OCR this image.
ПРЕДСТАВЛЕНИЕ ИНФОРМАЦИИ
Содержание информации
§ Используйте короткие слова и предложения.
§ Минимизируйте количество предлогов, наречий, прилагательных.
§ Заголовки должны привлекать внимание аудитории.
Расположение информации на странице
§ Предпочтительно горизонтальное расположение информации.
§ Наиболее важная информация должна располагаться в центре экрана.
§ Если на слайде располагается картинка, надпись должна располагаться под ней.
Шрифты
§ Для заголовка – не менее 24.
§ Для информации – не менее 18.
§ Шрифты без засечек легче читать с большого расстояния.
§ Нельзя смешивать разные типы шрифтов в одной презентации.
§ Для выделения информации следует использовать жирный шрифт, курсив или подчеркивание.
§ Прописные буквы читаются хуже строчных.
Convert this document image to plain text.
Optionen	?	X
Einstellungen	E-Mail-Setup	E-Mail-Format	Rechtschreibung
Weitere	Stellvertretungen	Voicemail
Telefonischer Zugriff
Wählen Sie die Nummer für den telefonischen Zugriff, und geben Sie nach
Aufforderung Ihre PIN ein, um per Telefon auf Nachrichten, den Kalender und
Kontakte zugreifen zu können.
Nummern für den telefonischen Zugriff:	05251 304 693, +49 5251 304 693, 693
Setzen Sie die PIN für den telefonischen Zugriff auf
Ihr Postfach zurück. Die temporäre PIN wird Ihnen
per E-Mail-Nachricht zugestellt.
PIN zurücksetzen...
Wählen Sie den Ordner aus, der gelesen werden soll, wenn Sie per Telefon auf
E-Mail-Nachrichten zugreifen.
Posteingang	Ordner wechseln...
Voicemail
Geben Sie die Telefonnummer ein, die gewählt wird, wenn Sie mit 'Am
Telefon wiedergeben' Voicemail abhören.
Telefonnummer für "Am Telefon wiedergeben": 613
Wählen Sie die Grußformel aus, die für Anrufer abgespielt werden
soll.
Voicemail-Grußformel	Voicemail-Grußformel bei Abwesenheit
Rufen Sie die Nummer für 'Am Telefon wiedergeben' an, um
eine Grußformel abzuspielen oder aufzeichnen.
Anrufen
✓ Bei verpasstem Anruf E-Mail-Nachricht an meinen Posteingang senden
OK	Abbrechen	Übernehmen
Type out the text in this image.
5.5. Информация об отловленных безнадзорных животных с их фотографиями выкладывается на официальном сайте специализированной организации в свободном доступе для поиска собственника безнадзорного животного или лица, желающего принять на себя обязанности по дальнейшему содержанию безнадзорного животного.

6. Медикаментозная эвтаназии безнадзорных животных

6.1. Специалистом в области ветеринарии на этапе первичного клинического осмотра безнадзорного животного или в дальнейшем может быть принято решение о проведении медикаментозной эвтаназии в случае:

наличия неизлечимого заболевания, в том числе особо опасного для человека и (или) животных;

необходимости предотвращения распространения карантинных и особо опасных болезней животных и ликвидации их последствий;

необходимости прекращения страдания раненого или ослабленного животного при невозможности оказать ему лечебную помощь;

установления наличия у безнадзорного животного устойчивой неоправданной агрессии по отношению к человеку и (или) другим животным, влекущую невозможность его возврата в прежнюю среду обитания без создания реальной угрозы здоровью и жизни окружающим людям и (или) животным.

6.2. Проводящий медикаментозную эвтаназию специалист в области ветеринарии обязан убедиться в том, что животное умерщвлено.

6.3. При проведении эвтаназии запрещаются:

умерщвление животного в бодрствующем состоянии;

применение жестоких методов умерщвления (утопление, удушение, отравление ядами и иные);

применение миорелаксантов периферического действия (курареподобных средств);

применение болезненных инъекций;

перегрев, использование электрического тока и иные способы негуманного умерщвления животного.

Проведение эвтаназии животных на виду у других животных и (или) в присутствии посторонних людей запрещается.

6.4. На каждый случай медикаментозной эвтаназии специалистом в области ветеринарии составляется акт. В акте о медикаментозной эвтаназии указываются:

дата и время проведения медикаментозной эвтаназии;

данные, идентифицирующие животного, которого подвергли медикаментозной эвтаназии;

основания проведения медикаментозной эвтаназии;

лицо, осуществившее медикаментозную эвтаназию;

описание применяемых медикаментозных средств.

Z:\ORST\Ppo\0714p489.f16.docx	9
════════════════
**PROBLEM**
Each line above must be reproduced exactly as it stands.

**RESPONSE FOR THIS EXERCISE**
OCR this image.
ПРЕДСТАВЛЕНИЕ ИНФОРМАЦИИ
Содержание информации
§ Используйте короткие слова и предложения.
§ Минимизируйте количество предлогов, наречий, прилагательных.
§ Заголовки должны привлекать внимание аудитории.
Расположение информации на странице
§ Предпочтительно горизонтальное расположение информации.
§ Наиболее важная информация должна располагаться в центре экрана.
§ Если на слайде располагается картинка, надпись должна располагаться под ней.
Шрифты
§ Для заголовка – не менее 24.
§ Для информации – не менее 18.
§ Шрифты без засечек легче читать с большого расстояния.
§ Нельзя смешивать разные типы шрифтов в одной презентации.
§ Для выделения информации следует использовать жирный шрифт, курсив или подчеркивание.
§ Прописные буквы читаются хуже строчных.
Convert this document image to plain text.
Optionen	?	X
Einstellungen	E-Mail-Setup	E-Mail-Format	Rechtschreibung
Weitere	Stellvertretungen	Voicemail
Telefonischer Zugriff
Wählen Sie die Nummer für den telefonischen Zugriff, und geben Sie nach
Aufforderung Ihre PIN ein, um per Telefon auf Nachrichten, den Kalender und
Kontakte zugreifen zu können.
Nummern für den telefonischen Zugriff:	05251 304 693, +49 5251 304 693, 693
Setzen Sie die PIN für den telefonischen Zugriff auf
Ihr Postfach zurück. Die temporäre PIN wird Ihnen
per E-Mail-Nachricht zugestellt.
PIN zurücksetzen...
Wählen Sie den Ordner aus, der gelesen werden soll, wenn Sie per Telefon auf
E-Mail-Nachrichten zugreifen.
Posteingang	Ordner wechseln...
Voicemail
Geben Sie die Telefonnummer ein, die gewählt wird, wenn Sie mit 'Am
Telefon wiedergeben' Voicemail abhören.
Telefonnummer für "Am Telefon wiedergeben": 613
Wählen Sie die Grußformel aus, die für Anrufer abgespielt werden
soll.
Voicemail-Grußformel	Voicemail-Grußformel bei Abwesenheit
Rufen Sie die Nummer für 'Am Telefon wiedergeben' an, um
eine Grußformel abzuspielen oder aufzeichnen.
Anrufen
✓ Bei verpasstem Anruf E-Mail-Nachricht an meinen Posteingang senden
OK	Abbrechen	Übernehmen
Type out the text in this image.
5.5. Информация об отловленных безнадзорных животных с их фотографиями выкладывается на официальном сайте специализированной организации в свободном доступе для поиска собственника безнадзорного животного или лица, желающего принять на себя обязанности по дальнейшему содержанию безнадзорного животного.

6. Медикаментозная эвтаназии безнадзорных животных

6.1. Специалистом в области ветеринарии на этапе первичного клинического осмотра безнадзорного животного или в дальнейшем может быть принято решение о проведении медикаментозной эвтаназии в случае:

наличия неизлечимого заболевания, в том числе особо опасного для человека и (или) животных;

необходимости предотвращения распространения карантинных и особо опасных болезней животных и ликвидации их последствий;

необходимости прекращения страдания раненого или ослабленного животного при невозможности оказать ему лечебную помощь;

установления наличия у безнадзорного животного устойчивой неоправданной агрессии по отношению к человеку и (или) другим животным, влекущую невозможность его возврата в прежнюю среду обитания без создания реальной угрозы здоровью и жизни окружающим людям и (или) животным.

6.2. Проводящий медикаментозную эвтаназию специалист в области ветеринарии обязан убедиться в том, что животное умерщвлено.

6.3. При проведении эвтаназии запрещаются:

умерщвление животного в бодрствующем состоянии;

применение жестоких методов умерщвления (утопление, удушение, отравление ядами и иные);

применение миорелаксантов периферического действия (курареподобных средств);

применение болезненных инъекций;

перегрев, использование электрического тока и иные способы негуманного умерщвления животного.

Проведение эвтаназии животных на виду у других животных и (или) в присутствии посторонних людей запрещается.

6.4. На каждый случай медикаментозной эвтаназии специалистом в области ветеринарии составляется акт. В акте о медикаментозной эвтаназии указываются:

дата и время проведения медикаментозной эвтаназии;

данные, идентифицирующие животного, которого подвергли медикаментозной эвтаназии;

основания проведения медикаментозной эвтаназии;

лицо, осуществившее медикаментозную эвтаназию;

описание применяемых медикаментозных средств.

Z:\ORST\Ppo\0714p489.f16.docx	9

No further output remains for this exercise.